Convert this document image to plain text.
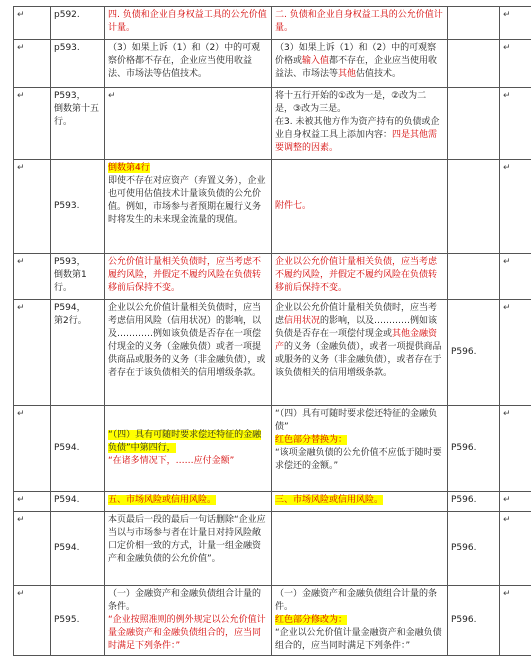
↵	p592.	四. 负债和企业自身权益工具的公允价值计量。	二. 负债和企业自身权益工具的公允价值计量。		↵
↵	p593.	（3）如果上诉（1）和（2）中的可观察价格都不存在，企业应当使用收益法、市场法等估值技术。	（3）如果上诉（1）和（2）中的可观察价格或输入值都不存在，企业应当使用收益法、市场法等其他估值技术。		↵
↵	P593，
倒数第十五行。	↵	将十五行开始的①改为一是，②改为二是，③改为三是。
在3. 未被其他方作为资产持有的负债或企业自身权益工具上添加内容：四是其他需要调整的因素。		↵
↵	P593.	倒数第4行
即使不存在对应资产（弃置义务），企业也可使用估值技术计量该负债的公允价值。例如，市场参与者预期在履行义务时将发生的未来现金流量的现值。	附件七。		↵
↵	P593，
倒数第1行。	公允价值计量相关负债时，应当考虑不履约风险，并假定不履约风险在负债转移前后保持不变。	企业以公允价值计量相关负债，应当考虑不履约风险，并假定不履约风险在负债转移前后保持不变。		↵
↵	P594，
第2行。	企业以公允价值计量相关负债时，应当考虑信用风险（信用状况）的影响，以及…………例如该负债是否存在一项偿付现金的义务（金融负债）或者一项提供商品或服务的义务（非金融负债），或者存在于该负债相关的信用增级条款。	企业以公允价值计量相关负债时，应当考虑信用状况的影响，以及…………例如该负债是否存在一项偿付现金或其他金融资产的义务（金融负债），或者一项提供商品或服务的义务（非金融负债），或者存在于该负债相关的信用增级条款。	P596.	↵
↵	P594.	“（四）具有可随时要求偿还特征的金融负债”中第四行，
“在诸多情况下，……应付金额”	“（四）具有可随时要求偿还特征的金融负债”
红色部分替换为：
“该项金融负债的公允价值不应低于随时要求偿还的金额。”	P596.	↵
↵	P594.	五、市场风险或信用风险。	三、市场风险或信用风险。	P596.	↵
↵	P594.	本页最后一段的最后一句话删除“企业应当以与市场参与者在计量日对持风险敞口定价相一致的方式，计量一组金融资产和金融负债的公允价值”。		P596.	↵
↵	P595.	（一）金融资产和金融负债组合计量的条件。
“企业按照准则的例外规定以公允价值计量金融资产和金融负债组合的，应当同时满足下列条件：”	（一）金融资产和金融负债组合计量的条件。
红色部分修改为：
“企业以公允价值计量金融资产和金融负债组合的，应当同时满足下列条件：”	P596.	↵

### YOUR GOAL
Search the listing for the word "应当同时满足下列条件" and return each line that holds it.

### EXERCISE OUTPUT
“企业按照准则的例外规定以公允价值计量金融资产和金融负债组合的，应当同时满足下列条件：”	（一）金融资产和金融负债组合计量的条件。
“企业以公允价值计量金融资产和金融负债组合的，应当同时满足下列条件：”	P596.	↵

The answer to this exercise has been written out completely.